Y a-t-il un peuple français ?

Publié le par Alain Renaud

S'il est un pays qui distingue ce qu'il est de son peuple, c'est bien la France.

 

Les Français sont-ils pour autant un peuple ?

 

Pour parler de la France d'aujourd'hui, il nous faut d'abord revenir à celle d'hier, et, seul un peu de réflexion historique nous permettra de répondre à cette question, a priori iconoclaste.

 

La France a été créée par les rois germaniques qui avaient envahi la Gaule, à la suite des conquérants romains. Auparavant, la France n'existait pas et chacun sait que nos ancêtres lointains ne sont pas des Français, mais des Celtes, que nos premiers envahisseurs romains ont appelé des Gaulois.

Tant et si bien que les Français n'ont pas toujours vécu sous ce nom. Et par conséquent, qu'ils existaient avant d'être Français.

 

L'ironie de l'histoire fait que ce sont les Germains, ceux que les Anglo-Saxons appellent encore « Germans », qui ont créé le nom d'un pays qui ne leur appartient plus !

> [Données fournies]:
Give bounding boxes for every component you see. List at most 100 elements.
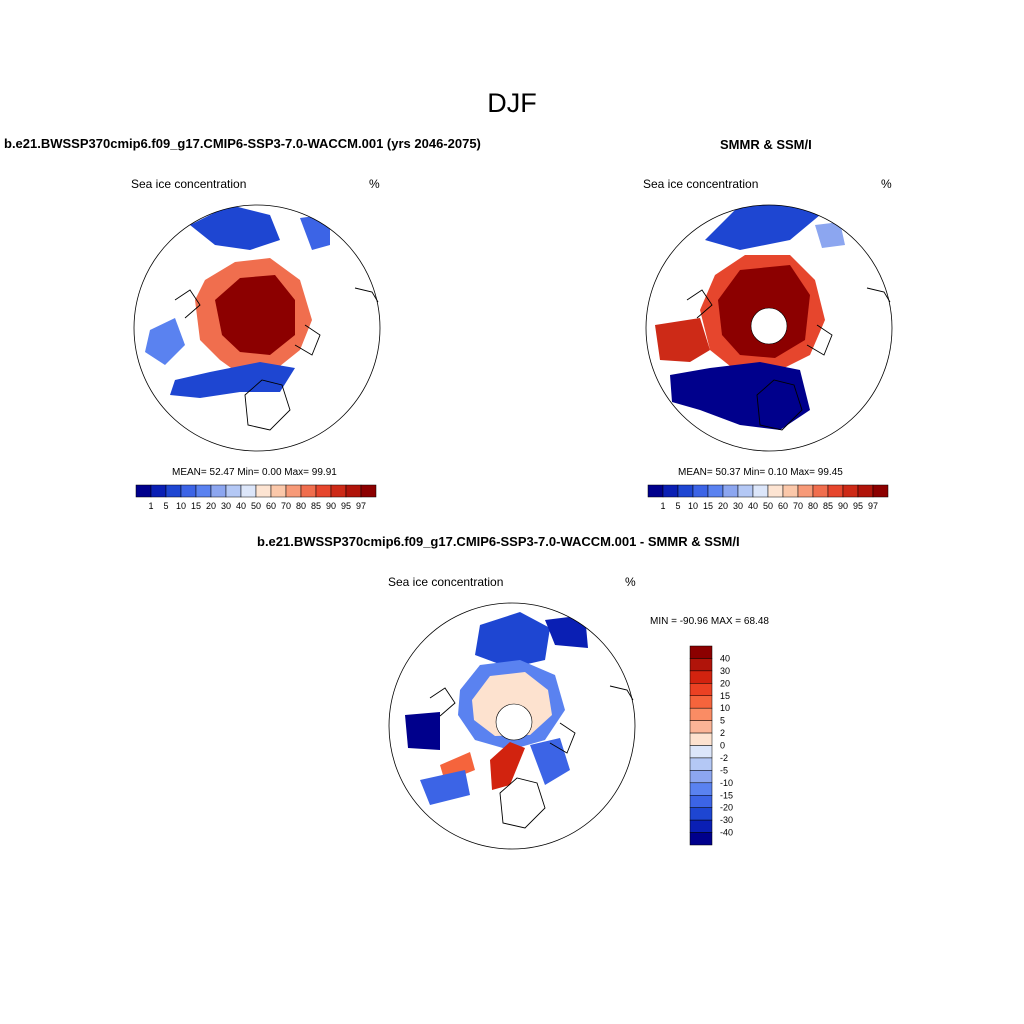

> [Défis]:
[A] Selon le texte sur le peuple français, pourquoi les Français existaient-ils avant d'être Français ? Répondez en une à trois phrases.
[B] D'après le texte sur le peuple français, qui a donné aux Celtes le nom de Gaulois ?

> [Réponses]:
[A] La France a été créée par les rois germaniques qui avaient envahi la Gaule à la suite des conquérants romains, et elle n'existait pas auparavant. Les ancêtres lointains des Français étaient des Celtes, que les Romains ont appelés des Gaulois. Les Français n'ont donc pas toujours vécu sous ce nom.

[B] Les premiers envahisseurs romains.